WHAT THE TASK REQUIRES – For each line of the data below that holds "color", copy the line.

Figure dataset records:
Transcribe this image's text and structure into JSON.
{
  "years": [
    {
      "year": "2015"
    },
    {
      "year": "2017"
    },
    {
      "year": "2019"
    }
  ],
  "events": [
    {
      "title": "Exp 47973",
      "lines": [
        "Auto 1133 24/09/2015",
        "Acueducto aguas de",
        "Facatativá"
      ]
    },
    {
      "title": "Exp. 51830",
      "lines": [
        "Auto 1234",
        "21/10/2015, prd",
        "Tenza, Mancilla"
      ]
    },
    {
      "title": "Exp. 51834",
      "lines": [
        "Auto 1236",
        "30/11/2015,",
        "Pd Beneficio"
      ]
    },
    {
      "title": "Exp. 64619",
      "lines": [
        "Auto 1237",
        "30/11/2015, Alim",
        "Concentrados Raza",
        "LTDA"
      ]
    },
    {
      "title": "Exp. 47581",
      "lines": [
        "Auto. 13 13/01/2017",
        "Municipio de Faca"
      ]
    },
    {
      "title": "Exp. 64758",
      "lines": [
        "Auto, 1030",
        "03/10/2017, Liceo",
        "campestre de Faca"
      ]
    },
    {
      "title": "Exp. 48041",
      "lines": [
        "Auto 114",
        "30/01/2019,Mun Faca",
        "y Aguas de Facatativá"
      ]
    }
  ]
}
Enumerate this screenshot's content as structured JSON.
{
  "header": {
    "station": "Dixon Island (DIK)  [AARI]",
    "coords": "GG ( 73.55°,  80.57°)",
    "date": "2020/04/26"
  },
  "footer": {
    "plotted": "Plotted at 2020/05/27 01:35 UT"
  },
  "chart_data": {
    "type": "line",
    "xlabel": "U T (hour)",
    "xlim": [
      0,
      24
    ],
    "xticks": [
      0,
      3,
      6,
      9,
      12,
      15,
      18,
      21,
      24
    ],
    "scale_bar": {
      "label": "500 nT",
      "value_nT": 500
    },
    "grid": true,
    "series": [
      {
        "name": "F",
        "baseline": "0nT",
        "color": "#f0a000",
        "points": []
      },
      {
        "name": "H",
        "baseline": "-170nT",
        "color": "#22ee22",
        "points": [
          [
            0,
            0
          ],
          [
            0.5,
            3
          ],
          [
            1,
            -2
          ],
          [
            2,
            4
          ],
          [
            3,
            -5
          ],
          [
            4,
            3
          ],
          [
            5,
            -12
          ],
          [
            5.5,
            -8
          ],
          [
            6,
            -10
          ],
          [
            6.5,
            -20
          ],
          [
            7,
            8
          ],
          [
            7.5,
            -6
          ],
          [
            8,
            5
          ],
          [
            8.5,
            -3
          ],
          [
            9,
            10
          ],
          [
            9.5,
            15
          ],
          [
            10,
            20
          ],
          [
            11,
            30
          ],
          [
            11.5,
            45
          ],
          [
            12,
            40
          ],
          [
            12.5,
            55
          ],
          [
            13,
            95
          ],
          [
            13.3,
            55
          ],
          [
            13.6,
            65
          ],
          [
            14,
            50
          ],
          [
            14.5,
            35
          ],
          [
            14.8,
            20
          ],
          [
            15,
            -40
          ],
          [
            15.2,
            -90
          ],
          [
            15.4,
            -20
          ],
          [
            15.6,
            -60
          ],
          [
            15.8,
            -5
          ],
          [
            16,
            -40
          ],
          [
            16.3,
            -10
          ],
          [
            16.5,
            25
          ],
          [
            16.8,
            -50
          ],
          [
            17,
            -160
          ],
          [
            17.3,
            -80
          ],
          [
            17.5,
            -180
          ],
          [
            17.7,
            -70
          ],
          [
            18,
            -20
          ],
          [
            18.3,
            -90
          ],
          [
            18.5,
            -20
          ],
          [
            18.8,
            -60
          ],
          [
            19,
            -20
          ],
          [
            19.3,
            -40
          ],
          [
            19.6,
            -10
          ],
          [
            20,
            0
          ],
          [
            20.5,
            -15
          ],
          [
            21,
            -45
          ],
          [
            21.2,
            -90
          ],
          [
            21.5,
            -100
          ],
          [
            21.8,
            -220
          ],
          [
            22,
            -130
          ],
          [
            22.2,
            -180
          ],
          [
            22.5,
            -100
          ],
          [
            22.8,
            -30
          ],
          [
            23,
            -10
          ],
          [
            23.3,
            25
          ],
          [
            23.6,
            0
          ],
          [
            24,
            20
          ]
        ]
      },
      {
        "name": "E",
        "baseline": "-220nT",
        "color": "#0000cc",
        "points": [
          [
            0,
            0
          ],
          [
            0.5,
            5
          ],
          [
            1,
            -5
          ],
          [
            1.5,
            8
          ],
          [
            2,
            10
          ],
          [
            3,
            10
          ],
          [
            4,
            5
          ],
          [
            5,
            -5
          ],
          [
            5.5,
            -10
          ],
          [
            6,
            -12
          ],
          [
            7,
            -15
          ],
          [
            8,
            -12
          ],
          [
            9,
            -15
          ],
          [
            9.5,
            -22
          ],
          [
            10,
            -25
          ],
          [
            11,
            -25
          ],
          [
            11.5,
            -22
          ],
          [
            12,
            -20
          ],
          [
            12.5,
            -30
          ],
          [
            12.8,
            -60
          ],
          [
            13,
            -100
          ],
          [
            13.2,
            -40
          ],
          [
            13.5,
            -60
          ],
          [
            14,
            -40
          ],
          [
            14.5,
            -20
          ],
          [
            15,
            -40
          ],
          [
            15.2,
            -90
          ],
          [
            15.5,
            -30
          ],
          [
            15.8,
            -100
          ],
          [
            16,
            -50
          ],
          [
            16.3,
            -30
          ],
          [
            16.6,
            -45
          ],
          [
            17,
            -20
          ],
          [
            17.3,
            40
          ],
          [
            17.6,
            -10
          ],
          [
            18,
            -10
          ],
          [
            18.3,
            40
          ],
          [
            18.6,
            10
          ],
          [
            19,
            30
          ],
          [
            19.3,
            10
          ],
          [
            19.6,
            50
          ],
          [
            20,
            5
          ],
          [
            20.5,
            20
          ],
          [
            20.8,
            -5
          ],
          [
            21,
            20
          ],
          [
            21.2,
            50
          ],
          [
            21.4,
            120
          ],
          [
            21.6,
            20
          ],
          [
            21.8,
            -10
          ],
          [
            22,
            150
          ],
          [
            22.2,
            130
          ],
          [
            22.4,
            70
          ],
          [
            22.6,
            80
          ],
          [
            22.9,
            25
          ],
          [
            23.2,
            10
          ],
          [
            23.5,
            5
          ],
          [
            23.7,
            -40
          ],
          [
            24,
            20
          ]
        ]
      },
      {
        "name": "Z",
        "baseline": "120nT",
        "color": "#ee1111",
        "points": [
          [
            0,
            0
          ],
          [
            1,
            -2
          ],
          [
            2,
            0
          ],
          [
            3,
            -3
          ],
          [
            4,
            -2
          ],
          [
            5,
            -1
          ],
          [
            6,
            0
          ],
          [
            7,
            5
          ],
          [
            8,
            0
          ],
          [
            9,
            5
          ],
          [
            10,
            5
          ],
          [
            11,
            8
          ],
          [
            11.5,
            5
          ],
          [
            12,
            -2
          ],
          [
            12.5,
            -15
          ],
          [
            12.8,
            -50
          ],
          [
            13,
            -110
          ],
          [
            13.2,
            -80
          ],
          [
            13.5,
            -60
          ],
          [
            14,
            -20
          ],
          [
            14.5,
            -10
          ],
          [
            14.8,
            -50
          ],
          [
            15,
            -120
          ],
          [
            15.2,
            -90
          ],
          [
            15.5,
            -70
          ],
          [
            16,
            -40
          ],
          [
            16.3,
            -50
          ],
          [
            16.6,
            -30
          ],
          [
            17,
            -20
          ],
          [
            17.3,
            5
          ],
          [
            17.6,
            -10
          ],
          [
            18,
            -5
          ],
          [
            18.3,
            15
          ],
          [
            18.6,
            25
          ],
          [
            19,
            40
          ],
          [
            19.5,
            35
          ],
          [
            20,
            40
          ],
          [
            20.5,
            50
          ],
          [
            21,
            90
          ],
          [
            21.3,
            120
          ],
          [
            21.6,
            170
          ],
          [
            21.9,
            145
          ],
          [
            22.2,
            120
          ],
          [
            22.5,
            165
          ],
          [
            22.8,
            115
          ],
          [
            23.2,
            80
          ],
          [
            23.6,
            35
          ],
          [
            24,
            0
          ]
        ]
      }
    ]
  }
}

SOLUTION FOR THIS EXERCISE –
        "color": "#f0a000",
        "color": "#22ee22",
        "color": "#0000cc",
        "color": "#ee1111",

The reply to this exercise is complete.